--- BEGIN ---
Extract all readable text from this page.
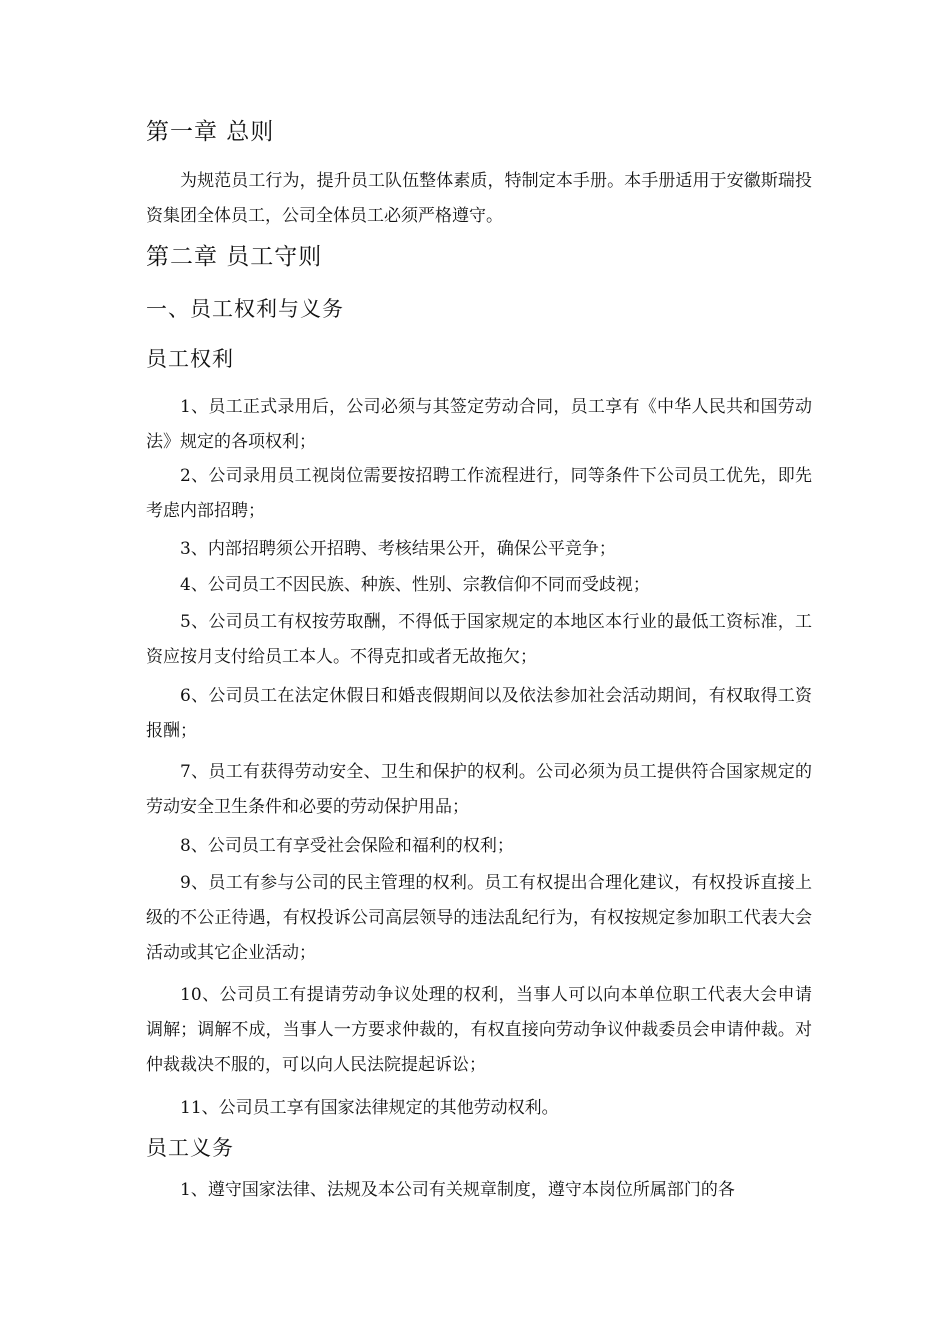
第一章 总则
为规范员工行为，提升员工队伍整体素质，特制定本手册。本手册适用于安徽斯瑞投资集团全体员工，公司全体员工必须严格遵守。
第二章 员工守则
一、员工权利与义务
员工权利
1、员工正式录用后，公司必须与其签定劳动合同，员工享有《中华人民共和国劳动法》规定的各项权利；
2、公司录用员工视岗位需要按招聘工作流程进行，同等条件下公司员工优先，即先考虑内部招聘；
3、内部招聘须公开招聘、考核结果公开，确保公平竞争；
4、公司员工不因民族、种族、性别、宗教信仰不同而受歧视；
5、公司员工有权按劳取酬，不得低于国家规定的本地区本行业的最低工资标准，工资应按月支付给员工本人。不得克扣或者无故拖欠；
6、公司员工在法定休假日和婚丧假期间以及依法参加社会活动期间，有权取得工资报酬；
7、员工有获得劳动安全、卫生和保护的权利。公司必须为员工提供符合国家规定的劳动安全卫生条件和必要的劳动保护用品；
8、公司员工有享受社会保险和福利的权利；
9、员工有参与公司的民主管理的权利。员工有权提出合理化建议，有权投诉直接上级的不公正待遇，有权投诉公司高层领导的违法乱纪行为，有权按规定参加职工代表大会活动或其它企业活动；
10、公司员工有提请劳动争议处理的权利，当事人可以向本单位职工代表大会申请调解；调解不成，当事人一方要求仲裁的，有权直接向劳动争议仲裁委员会申请仲裁。对仲裁裁决不服的，可以向人民法院提起诉讼；
11、公司员工享有国家法律规定的其他劳动权利。
员工义务
1、遵守国家法律、法规及本公司有关规章制度，遵守本岗位所属部门的各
--- END ---
§ Set exercise:
Write every entry out again exactly, dropping the pictures.

§ Full solution:
Extract all readable text from this page.
第一章 总则
为规范员工行为，提升员工队伍整体素质，特制定本手册。本手册适用于安徽斯瑞投资集团全体员工，公司全体员工必须严格遵守。
第二章 员工守则
一、员工权利与义务
员工权利
1、员工正式录用后，公司必须与其签定劳动合同，员工享有《中华人民共和国劳动法》规定的各项权利；
2、公司录用员工视岗位需要按招聘工作流程进行，同等条件下公司员工优先，即先考虑内部招聘；
3、内部招聘须公开招聘、考核结果公开，确保公平竞争；
4、公司员工不因民族、种族、性别、宗教信仰不同而受歧视；
5、公司员工有权按劳取酬，不得低于国家规定的本地区本行业的最低工资标准，工资应按月支付给员工本人。不得克扣或者无故拖欠；
6、公司员工在法定休假日和婚丧假期间以及依法参加社会活动期间，有权取得工资报酬；
7、员工有获得劳动安全、卫生和保护的权利。公司必须为员工提供符合国家规定的劳动安全卫生条件和必要的劳动保护用品；
8、公司员工有享受社会保险和福利的权利；
9、员工有参与公司的民主管理的权利。员工有权提出合理化建议，有权投诉直接上级的不公正待遇，有权投诉公司高层领导的违法乱纪行为，有权按规定参加职工代表大会活动或其它企业活动；
10、公司员工有提请劳动争议处理的权利，当事人可以向本单位职工代表大会申请调解；调解不成，当事人一方要求仲裁的，有权直接向劳动争议仲裁委员会申请仲裁。对仲裁裁决不服的，可以向人民法院提起诉讼；
11、公司员工享有国家法律规定的其他劳动权利。
员工义务
1、遵守国家法律、法规及本公司有关规章制度，遵守本岗位所属部门的各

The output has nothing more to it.